Output all of the data below exactly as given.

Collected data entries
* * * * *
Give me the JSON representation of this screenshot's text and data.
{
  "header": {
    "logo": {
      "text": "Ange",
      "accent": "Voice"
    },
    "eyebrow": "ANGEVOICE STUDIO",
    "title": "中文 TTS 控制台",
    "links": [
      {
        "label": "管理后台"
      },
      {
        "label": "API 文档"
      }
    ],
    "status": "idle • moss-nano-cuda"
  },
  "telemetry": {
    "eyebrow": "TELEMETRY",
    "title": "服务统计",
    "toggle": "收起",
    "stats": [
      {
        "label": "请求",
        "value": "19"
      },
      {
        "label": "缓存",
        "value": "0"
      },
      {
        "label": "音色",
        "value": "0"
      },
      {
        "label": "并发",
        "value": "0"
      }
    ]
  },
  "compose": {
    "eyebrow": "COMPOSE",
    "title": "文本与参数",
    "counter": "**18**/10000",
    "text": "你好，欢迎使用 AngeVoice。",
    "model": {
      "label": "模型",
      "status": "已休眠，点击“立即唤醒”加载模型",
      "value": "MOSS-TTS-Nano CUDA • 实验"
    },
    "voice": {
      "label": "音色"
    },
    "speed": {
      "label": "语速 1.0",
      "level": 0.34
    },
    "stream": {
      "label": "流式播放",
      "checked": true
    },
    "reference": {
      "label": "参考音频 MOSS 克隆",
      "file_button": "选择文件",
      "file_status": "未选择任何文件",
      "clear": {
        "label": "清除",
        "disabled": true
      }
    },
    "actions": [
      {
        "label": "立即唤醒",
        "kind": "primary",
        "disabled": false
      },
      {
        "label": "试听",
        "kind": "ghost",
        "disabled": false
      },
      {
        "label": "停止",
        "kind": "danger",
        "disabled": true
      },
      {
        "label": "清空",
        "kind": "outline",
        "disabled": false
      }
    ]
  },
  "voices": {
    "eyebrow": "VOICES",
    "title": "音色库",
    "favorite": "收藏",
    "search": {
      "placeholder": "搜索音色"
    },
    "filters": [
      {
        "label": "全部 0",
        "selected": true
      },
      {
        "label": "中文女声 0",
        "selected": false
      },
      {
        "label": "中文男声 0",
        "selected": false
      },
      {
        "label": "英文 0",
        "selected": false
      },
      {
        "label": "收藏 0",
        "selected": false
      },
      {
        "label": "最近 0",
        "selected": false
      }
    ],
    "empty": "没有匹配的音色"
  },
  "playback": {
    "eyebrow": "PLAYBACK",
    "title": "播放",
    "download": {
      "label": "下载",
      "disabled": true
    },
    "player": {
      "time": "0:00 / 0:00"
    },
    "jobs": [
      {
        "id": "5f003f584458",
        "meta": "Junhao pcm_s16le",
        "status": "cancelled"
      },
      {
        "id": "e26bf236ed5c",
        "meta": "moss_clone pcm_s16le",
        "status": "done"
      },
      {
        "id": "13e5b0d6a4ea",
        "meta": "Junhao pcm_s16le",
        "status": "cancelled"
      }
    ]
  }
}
* * * * *
§ **Result of this exercise**:
Give me the JSON representation of this screenshot's text and data.
{
  "header": {
    "logo": {
      "text": "Ange",
      "accent": "Voice"
    },
    "eyebrow": "ANGEVOICE STUDIO",
    "title": "中文 TTS 控制台",
    "links": [
      {
        "label": "管理后台"
      },
      {
        "label": "API 文档"
      }
    ],
    "status": "idle • moss-nano-cuda"
  },
  "telemetry": {
    "eyebrow": "TELEMETRY",
    "title": "服务统计",
    "toggle": "收起",
    "stats": [
      {
        "label": "请求",
        "value": "19"
      },
      {
        "label": "缓存",
        "value": "0"
      },
      {
        "label": "音色",
        "value": "0"
      },
      {
        "label": "并发",
        "value": "0"
      }
    ]
  },
  "compose": {
    "eyebrow": "COMPOSE",
    "title": "文本与参数",
    "counter": "**18**/10000",
    "text": "你好，欢迎使用 AngeVoice。",
    "model": {
      "label": "模型",
      "status": "已休眠，点击“立即唤醒”加载模型",
      "value": "MOSS-TTS-Nano CUDA • 实验"
    },
    "voice": {
      "label": "音色"
    },
    "speed": {
      "label": "语速 1.0",
      "level": 0.34
    },
    "stream": {
      "label": "流式播放",
      "checked": true
    },
    "reference": {
      "label": "参考音频 MOSS 克隆",
      "file_button": "选择文件",
      "file_status": "未选择任何文件",
      "clear": {
        "label": "清除",
        "disabled": true
      }
    },
    "actions": [
      {
        "label": "立即唤醒",
        "kind": "primary",
        "disabled": false
      },
      {
        "label": "试听",
        "kind": "ghost",
        "disabled": false
      },
      {
        "label": "停止",
        "kind": "danger",
        "disabled": true
      },
      {
        "label": "清空",
        "kind": "outline",
        "disabled": false
      }
    ]
  },
  "voices": {
    "eyebrow": "VOICES",
    "title": "音色库",
    "favorite": "收藏",
    "search": {
      "placeholder": "搜索音色"
    },
    "filters": [
      {
        "label": "全部 0",
        "selected": true
      },
      {
        "label": "中文女声 0",
        "selected": false
      },
      {
        "label": "中文男声 0",
        "selected": false
      },
      {
        "label": "英文 0",
        "selected": false
      },
      {
        "label": "收藏 0",
        "selected": false
      },
      {
        "label": "最近 0",
        "selected": false
      }
    ],
    "empty": "没有匹配的音色"
  },
  "playback": {
    "eyebrow": "PLAYBACK",
    "title": "播放",
    "download": {
      "label": "下载",
      "disabled": true
    },
    "player": {
      "time": "0:00 / 0:00"
    },
    "jobs": [
      {
        "id": "5f003f584458",
        "meta": "Junhao pcm_s16le",
        "status": "cancelled"
      },
      {
        "id": "e26bf236ed5c",
        "meta": "moss_clone pcm_s16le",
        "status": "done"
      },
      {
        "id": "13e5b0d6a4ea",
        "meta": "Junhao pcm_s16le",
        "status": "cancelled"
      }
    ]
  }
}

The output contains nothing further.